* Challenge *
Can you transcribe every record below exactly as it appears?

* Extracted records *
-- Start --

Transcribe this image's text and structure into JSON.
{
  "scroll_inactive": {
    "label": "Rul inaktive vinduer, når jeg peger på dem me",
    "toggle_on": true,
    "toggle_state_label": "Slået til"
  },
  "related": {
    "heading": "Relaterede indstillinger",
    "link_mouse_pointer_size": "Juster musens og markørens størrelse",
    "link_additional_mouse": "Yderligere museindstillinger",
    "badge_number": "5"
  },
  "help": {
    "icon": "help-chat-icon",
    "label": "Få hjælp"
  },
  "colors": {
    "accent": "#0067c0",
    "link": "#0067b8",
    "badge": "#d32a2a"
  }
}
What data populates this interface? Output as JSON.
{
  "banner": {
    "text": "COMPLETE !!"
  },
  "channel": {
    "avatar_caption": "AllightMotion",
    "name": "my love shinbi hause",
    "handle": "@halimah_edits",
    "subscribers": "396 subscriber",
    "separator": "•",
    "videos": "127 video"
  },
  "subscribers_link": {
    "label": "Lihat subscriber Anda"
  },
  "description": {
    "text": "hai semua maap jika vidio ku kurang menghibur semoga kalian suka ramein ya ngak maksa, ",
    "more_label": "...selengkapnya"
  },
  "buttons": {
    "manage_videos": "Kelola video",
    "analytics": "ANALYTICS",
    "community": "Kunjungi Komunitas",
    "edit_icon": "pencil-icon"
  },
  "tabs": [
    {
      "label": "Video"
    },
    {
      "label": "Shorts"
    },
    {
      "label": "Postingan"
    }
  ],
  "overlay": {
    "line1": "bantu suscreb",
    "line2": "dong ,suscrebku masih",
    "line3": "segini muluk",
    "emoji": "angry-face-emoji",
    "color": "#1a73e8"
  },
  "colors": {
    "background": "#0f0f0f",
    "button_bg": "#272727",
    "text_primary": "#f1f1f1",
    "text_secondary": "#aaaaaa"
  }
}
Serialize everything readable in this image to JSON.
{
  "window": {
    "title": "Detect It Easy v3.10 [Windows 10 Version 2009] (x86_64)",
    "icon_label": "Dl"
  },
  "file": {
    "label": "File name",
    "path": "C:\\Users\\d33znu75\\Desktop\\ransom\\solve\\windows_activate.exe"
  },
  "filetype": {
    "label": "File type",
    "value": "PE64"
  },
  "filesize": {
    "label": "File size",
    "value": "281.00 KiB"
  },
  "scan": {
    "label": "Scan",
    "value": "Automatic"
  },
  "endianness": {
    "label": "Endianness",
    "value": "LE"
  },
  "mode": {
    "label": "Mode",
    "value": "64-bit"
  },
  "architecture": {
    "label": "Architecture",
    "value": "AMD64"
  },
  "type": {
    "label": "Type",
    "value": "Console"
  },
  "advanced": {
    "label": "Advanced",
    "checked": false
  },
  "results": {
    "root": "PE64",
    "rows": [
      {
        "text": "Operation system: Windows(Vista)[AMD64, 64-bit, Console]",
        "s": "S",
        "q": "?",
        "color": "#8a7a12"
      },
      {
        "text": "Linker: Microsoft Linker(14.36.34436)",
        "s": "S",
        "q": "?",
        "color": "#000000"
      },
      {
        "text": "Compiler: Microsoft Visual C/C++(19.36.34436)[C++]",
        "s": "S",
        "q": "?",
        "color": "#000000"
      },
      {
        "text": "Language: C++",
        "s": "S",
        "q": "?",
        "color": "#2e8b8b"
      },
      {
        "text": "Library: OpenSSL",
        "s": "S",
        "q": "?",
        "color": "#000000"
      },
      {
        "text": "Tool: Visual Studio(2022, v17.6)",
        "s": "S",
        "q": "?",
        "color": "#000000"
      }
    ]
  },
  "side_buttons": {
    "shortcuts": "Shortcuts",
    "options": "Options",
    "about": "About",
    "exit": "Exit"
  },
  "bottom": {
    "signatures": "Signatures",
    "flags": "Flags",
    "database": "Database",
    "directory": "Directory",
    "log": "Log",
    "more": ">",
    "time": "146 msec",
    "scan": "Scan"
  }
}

-- End --

* Task output *
Transcribe this image's text and structure into JSON.
{
  "scroll_inactive": {
    "label": "Rul inaktive vinduer, når jeg peger på dem me",
    "toggle_on": true,
    "toggle_state_label": "Slået til"
  },
  "related": {
    "heading": "Relaterede indstillinger",
    "link_mouse_pointer_size": "Juster musens og markørens størrelse",
    "link_additional_mouse": "Yderligere museindstillinger",
    "badge_number": "5"
  },
  "help": {
    "icon": "help-chat-icon",
    "label": "Få hjælp"
  },
  "colors": {
    "accent": "#0067c0",
    "link": "#0067b8",
    "badge": "#d32a2a"
  }
}
What data populates this interface? Output as JSON.
{
  "banner": {
    "text": "COMPLETE !!"
  },
  "channel": {
    "avatar_caption": "AllightMotion",
    "name": "my love shinbi hause",
    "handle": "@halimah_edits",
    "subscribers": "396 subscriber",
    "separator": "•",
    "videos": "127 video"
  },
  "subscribers_link": {
    "label": "Lihat subscriber Anda"
  },
  "description": {
    "text": "hai semua maap jika vidio ku kurang menghibur semoga kalian suka ramein ya ngak maksa, ",
    "more_label": "...selengkapnya"
  },
  "buttons": {
    "manage_videos": "Kelola video",
    "analytics": "ANALYTICS",
    "community": "Kunjungi Komunitas",
    "edit_icon": "pencil-icon"
  },
  "tabs": [
    {
      "label": "Video"
    },
    {
      "label": "Shorts"
    },
    {
      "label": "Postingan"
    }
  ],
  "overlay": {
    "line1": "bantu suscreb",
    "line2": "dong ,suscrebku masih",
    "line3": "segini muluk",
    "emoji": "angry-face-emoji",
    "color": "#1a73e8"
  },
  "colors": {
    "background": "#0f0f0f",
    "button_bg": "#272727",
    "text_primary": "#f1f1f1",
    "text_secondary": "#aaaaaa"
  }
}
Serialize everything readable in this image to JSON.
{
  "window": {
    "title": "Detect It Easy v3.10 [Windows 10 Version 2009] (x86_64)",
    "icon_label": "Dl"
  },
  "file": {
    "label": "File name",
    "path": "C:\\Users\\d33znu75\\Desktop\\ransom\\solve\\windows_activate.exe"
  },
  "filetype": {
    "label": "File type",
    "value": "PE64"
  },
  "filesize": {
    "label": "File size",
    "value": "281.00 KiB"
  },
  "scan": {
    "label": "Scan",
    "value": "Automatic"
  },
  "endianness": {
    "label": "Endianness",
    "value": "LE"
  },
  "mode": {
    "label": "Mode",
    "value": "64-bit"
  },
  "architecture": {
    "label": "Architecture",
    "value": "AMD64"
  },
  "type": {
    "label": "Type",
    "value": "Console"
  },
  "advanced": {
    "label": "Advanced",
    "checked": false
  },
  "results": {
    "root": "PE64",
    "rows": [
      {
        "text": "Operation system: Windows(Vista)[AMD64, 64-bit, Console]",
        "s": "S",
        "q": "?",
        "color": "#8a7a12"
      },
      {
        "text": "Linker: Microsoft Linker(14.36.34436)",
        "s": "S",
        "q": "?",
        "color": "#000000"
      },
      {
        "text": "Compiler: Microsoft Visual C/C++(19.36.34436)[C++]",
        "s": "S",
        "q": "?",
        "color": "#000000"
      },
      {
        "text": "Language: C++",
        "s": "S",
        "q": "?",
        "color": "#2e8b8b"
      },
      {
        "text": "Library: OpenSSL",
        "s": "S",
        "q": "?",
        "color": "#000000"
      },
      {
        "text": "Tool: Visual Studio(2022, v17.6)",
        "s": "S",
        "q": "?",
        "color": "#000000"
      }
    ]
  },
  "side_buttons": {
    "shortcuts": "Shortcuts",
    "options": "Options",
    "about": "About",
    "exit": "Exit"
  },
  "bottom": {
    "signatures": "Signatures",
    "flags": "Flags",
    "database": "Database",
    "directory": "Directory",
    "log": "Log",
    "more": ">",
    "time": "146 msec",
    "scan": "Scan"
  }
}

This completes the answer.